(Data entries for graphics)
------------------------------------------------------------

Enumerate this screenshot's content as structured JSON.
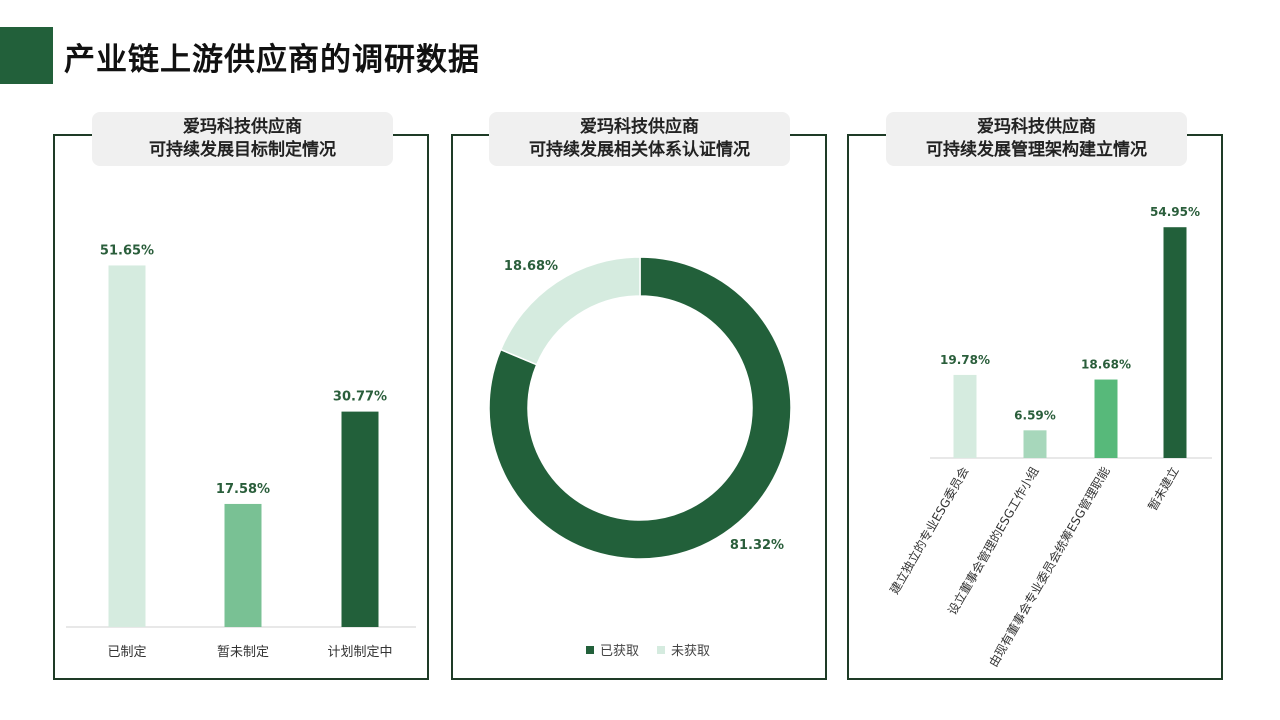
{
  "page": {
    "title": "产业链上游供应商的调研数据"
  },
  "panels": [
    {
      "title_line1": "爱玛科技供应商",
      "title_line2": "可持续发展目标制定情况"
    },
    {
      "title_line1": "爱玛科技供应商",
      "title_line2": "可持续发展相关体系认证情况"
    },
    {
      "title_line1": "爱玛科技供应商",
      "title_line2": "可持续发展管理架构建立情况"
    }
  ],
  "colors": {
    "dark_green": "#22603a",
    "mid_green": "#79c194",
    "bright_green": "#57b97a",
    "pale_green": "#d5ebdf",
    "light_green": "#a7d7bb"
  },
  "chart_data": [
    {
      "type": "bar",
      "title": "爱玛科技供应商 可持续发展目标制定情况",
      "categories": [
        "已制定",
        "暂未制定",
        "计划制定中"
      ],
      "values": [
        51.65,
        17.58,
        30.77
      ],
      "labels": [
        "51.65%",
        "17.58%",
        "30.77%"
      ],
      "colors": [
        "#d5ebdf",
        "#79c194",
        "#22603a"
      ],
      "ylim": [
        0,
        60
      ],
      "grid": false
    },
    {
      "type": "pie",
      "title": "爱玛科技供应商 可持续发展相关体系认证情况",
      "categories": [
        "已获取",
        "未获取"
      ],
      "values": [
        81.32,
        18.68
      ],
      "labels": [
        "81.32%",
        "18.68%"
      ],
      "colors": [
        "#22603a",
        "#d5ebdf"
      ],
      "legend": "bottom"
    },
    {
      "type": "bar",
      "title": "爱玛科技供应商 可持续发展管理架构建立情况",
      "categories": [
        "建立独立的专业ESG委员会",
        "设立董事会管理的ESG工作小组",
        "由现有董事会专业委员会统筹ESG管理职能",
        "暂未建立"
      ],
      "values": [
        19.78,
        6.59,
        18.68,
        54.95
      ],
      "labels": [
        "19.78%",
        "6.59%",
        "18.68%",
        "54.95%"
      ],
      "colors": [
        "#d5ebdf",
        "#a7d7bb",
        "#57b97a",
        "#22603a"
      ],
      "ylim": [
        0,
        60
      ],
      "grid": false
    }
  ]
}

------------------------------------------------------------

__To do__
Copy the entries exactly. Leave out the images.

__Written answer__
Enumerate this screenshot's content as structured JSON.
{
  "page": {
    "title": "产业链上游供应商的调研数据"
  },
  "panels": [
    {
      "title_line1": "爱玛科技供应商",
      "title_line2": "可持续发展目标制定情况"
    },
    {
      "title_line1": "爱玛科技供应商",
      "title_line2": "可持续发展相关体系认证情况"
    },
    {
      "title_line1": "爱玛科技供应商",
      "title_line2": "可持续发展管理架构建立情况"
    }
  ],
  "colors": {
    "dark_green": "#22603a",
    "mid_green": "#79c194",
    "bright_green": "#57b97a",
    "pale_green": "#d5ebdf",
    "light_green": "#a7d7bb"
  },
  "chart_data": [
    {
      "type": "bar",
      "title": "爱玛科技供应商 可持续发展目标制定情况",
      "categories": [
        "已制定",
        "暂未制定",
        "计划制定中"
      ],
      "values": [
        51.65,
        17.58,
        30.77
      ],
      "labels": [
        "51.65%",
        "17.58%",
        "30.77%"
      ],
      "colors": [
        "#d5ebdf",
        "#79c194",
        "#22603a"
      ],
      "ylim": [
        0,
        60
      ],
      "grid": false
    },
    {
      "type": "pie",
      "title": "爱玛科技供应商 可持续发展相关体系认证情况",
      "categories": [
        "已获取",
        "未获取"
      ],
      "values": [
        81.32,
        18.68
      ],
      "labels": [
        "81.32%",
        "18.68%"
      ],
      "colors": [
        "#22603a",
        "#d5ebdf"
      ],
      "legend": "bottom"
    },
    {
      "type": "bar",
      "title": "爱玛科技供应商 可持续发展管理架构建立情况",
      "categories": [
        "建立独立的专业ESG委员会",
        "设立董事会管理的ESG工作小组",
        "由现有董事会专业委员会统筹ESG管理职能",
        "暂未建立"
      ],
      "values": [
        19.78,
        6.59,
        18.68,
        54.95
      ],
      "labels": [
        "19.78%",
        "6.59%",
        "18.68%",
        "54.95%"
      ],
      "colors": [
        "#d5ebdf",
        "#a7d7bb",
        "#57b97a",
        "#22603a"
      ],
      "ylim": [
        0,
        60
      ],
      "grid": false
    }
  ]
}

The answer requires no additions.